:: PAGE TEXT ::

Hallelujah something we can agree on. The business application should
always be the repository of business rules and validation is one
aspect of that. I only consider XSD useful as an optimisation so that
you don't consume cycles only to find something that you could have
discovered at the front door. This is especially true for cases where
the business application isn't 24/7 but you want to ensure customers
can still trade at any time and have a reasonable prospect of a
successful transaction. Typically I don't use XSD for the purpose of
validation all that much (although I might be more persuaded by v1.1),
since it's often much too blunt a tool for that and too difficult to
organise for anything more than simple grammar checking. I do find
utility for it elsewhere though.

On 09/04/2013, Simon St.Laurent <simonstl@simonstl.com> wrote:
> This is nicely concrete.
>
> On 4/9/13 4:45 AM, Andrew Welch wrote:
>> One issue I still haven't found a good solution or answer to is when
>> you have additional 'business rules' validation performed by the
>> application:
>>
>> - application parses the xml and validates it using the xsd
>>
>> - the application then performs some additional validation of 'business
>> rules'
>>
>> This has the following problem:
>>
>> - the xsd alone isn't sufficient for a 3rd party to check the xml will
>> parse successfully
>>
>> Do you then:
>>
>> - move all the business rules into the XSD ?
>
> No.  I would propose moving the other direction, treating all of the
> rules as "business" and not relying on schema for any layer of that.
>
>> - provide 3rd parties with the parsing side of your app, so they can
>> verify the xml using that ?
>
> The only advantage I can think of to this proposal is that it makes
> sharing schemas seem easy by contrast...
>
>> If you add all the business rules to the XSD, you then leave the 3rd
>> party to decipher cryptic xsd failure messages- cvc-complexType
>> anyone?  The 3rd party would much prefer some human readable docs,
>> rather than learn XSD.

:::

» WRITTEN INSTRUCTION 1:
Quote the email above about XSD and business-rule validation in full, word for word.
The email and the entries are unrelated to each other.

:: PROVIDED ENTRIES ::

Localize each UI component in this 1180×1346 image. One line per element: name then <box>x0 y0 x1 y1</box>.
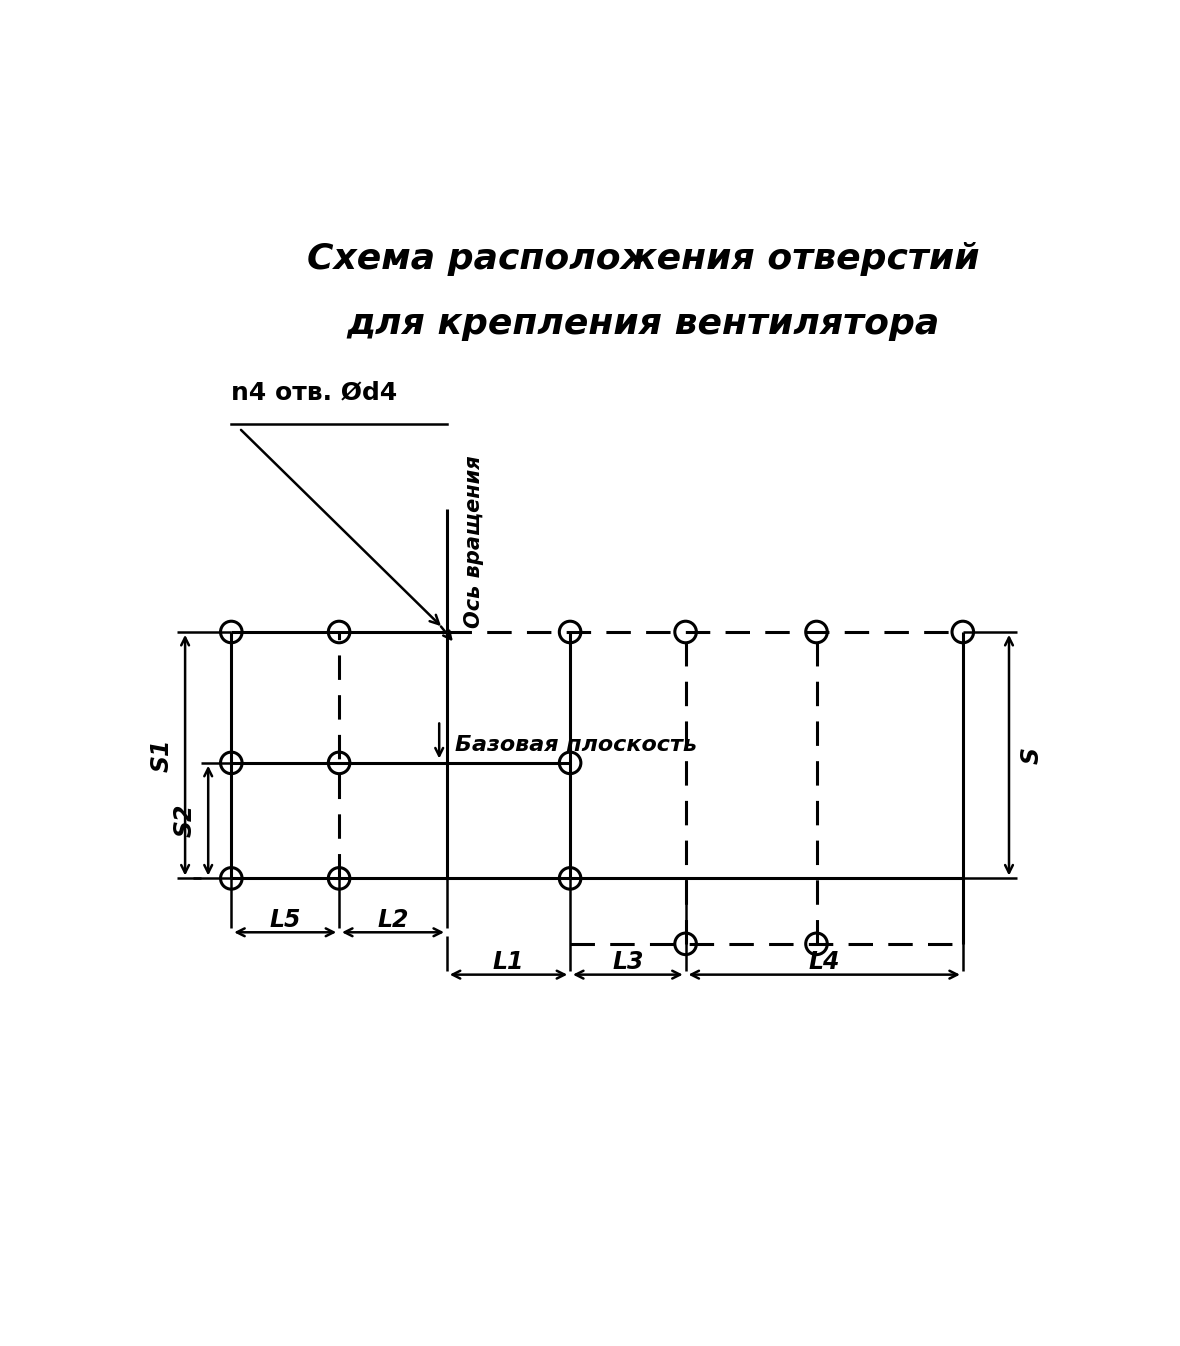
Text: L1: L1 <box>493 950 524 975</box>
Text: для крепления вентилятора: для крепления вентилятора <box>347 307 940 341</box>
Text: L5: L5 <box>269 909 301 931</box>
Text: Ось вращения: Ось вращения <box>464 455 484 629</box>
Text: n4 отв. Ød4: n4 отв. Ød4 <box>231 381 398 405</box>
Text: S: S <box>1020 747 1044 763</box>
Text: L3: L3 <box>612 950 643 975</box>
Text: Схема расположения отверстий: Схема расположения отверстий <box>307 241 979 276</box>
Text: S1: S1 <box>150 739 173 773</box>
Text: L4: L4 <box>808 950 840 975</box>
Text: S2: S2 <box>173 804 197 837</box>
Text: Базовая плоскость: Базовая плоскость <box>454 735 696 755</box>
Text: L2: L2 <box>378 909 408 931</box>
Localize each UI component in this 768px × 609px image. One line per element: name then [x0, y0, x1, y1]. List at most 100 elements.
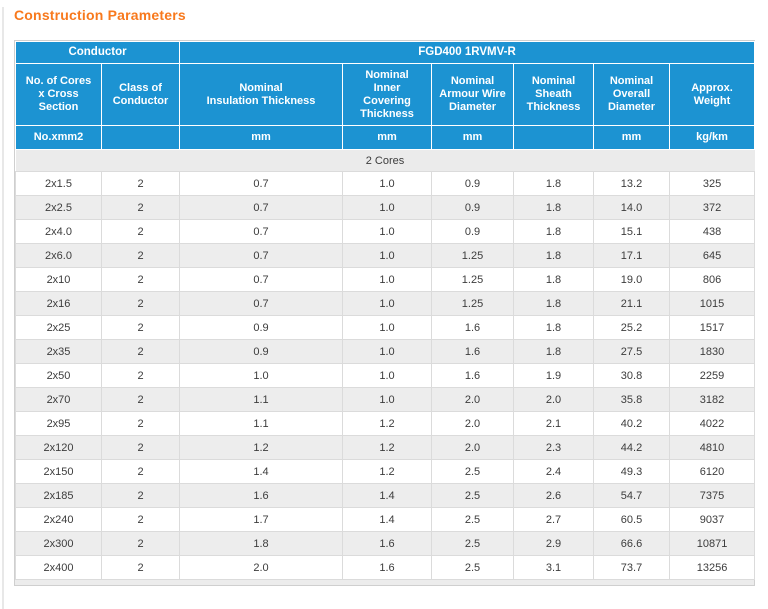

:::

» WRITTEN INSTRUCTION 2:
Write out the entries above again with every "UI component" changed to "interface element" and nothing else altered. Leave the pictures out.

» CORRECT RESULT 1:
Hallelujah something we can agree on. The business application should
always be the repository of business rules and validation is one
aspect of that. I only consider XSD useful as an optimisation so that
you don't consume cycles only to find something that you could have
discovered at the front door. This is especially true for cases where
the business application isn't 24/7 but you want to ensure customers
can still trade at any time and have a reasonable prospect of a
successful transaction. Typically I don't use XSD for the purpose of
validation all that much (although I might be more persuaded by v1.1),
since it's often much too blunt a tool for that and too difficult to
organise for anything more than simple grammar checking. I do find
utility for it elsewhere though.

On 09/04/2013, Simon St.Laurent <simonstl@simonstl.com> wrote:
> This is nicely concrete.
>
> On 4/9/13 4:45 AM, Andrew Welch wrote:
>> One issue I still haven't found a good solution or answer to is when
>> you have additional 'business rules' validation performed by the
>> application:
>>
>> - application parses the xml and validates it using the xsd
>>
>> - the application then performs some additional validation of 'business
>> rules'
>>
>> This has the following problem:
>>
>> - the xsd alone isn't sufficient for a 3rd party to check the xml will
>> parse successfully
>>
>> Do you then:
>>
>> - move all the business rules into the XSD ?
>
> No.  I would propose moving the other direction, treating all of the
> rules as "business" and not relying on schema for any layer of that.
>
>> - provide 3rd parties with the parsing side of your app, so they can
>> verify the xml using that ?
>
> The only advantage I can think of to this proposal is that it makes
> sharing schemas seem easy by contrast...
>
>> If you add all the business rules to the XSD, you then leave the 3rd
>> party to decipher cryptic xsd failure messages- cvc-complexType
>> anyone?  The 3rd party would much prefer some human readable docs,
>> rather than learn XSD.

» CORRECT RESULT 2:
Localize each interface element in this 1180×1346 image. One line per element: name then <box>x0 y0 x1 y1</box>.
Text: L1: L1 <box>493 950 524 975</box>
Text: для крепления вентилятора: для крепления вентилятора <box>347 307 940 341</box>
Text: L5: L5 <box>269 909 301 931</box>
Text: Ось вращения: Ось вращения <box>464 455 484 629</box>
Text: n4 отв. Ød4: n4 отв. Ød4 <box>231 381 398 405</box>
Text: S: S <box>1020 747 1044 763</box>
Text: L3: L3 <box>612 950 643 975</box>
Text: Схема расположения отверстий: Схема расположения отверстий <box>307 241 979 276</box>
Text: S1: S1 <box>150 739 173 773</box>
Text: L4: L4 <box>808 950 840 975</box>
Text: S2: S2 <box>173 804 197 837</box>
Text: Базовая плоскость: Базовая плоскость <box>454 735 696 755</box>
Text: L2: L2 <box>378 909 408 931</box>
Localize each interface element in this 768px × 609px image. One line per element: name then [x0, y0, x1, y1]. List at most 100 elements.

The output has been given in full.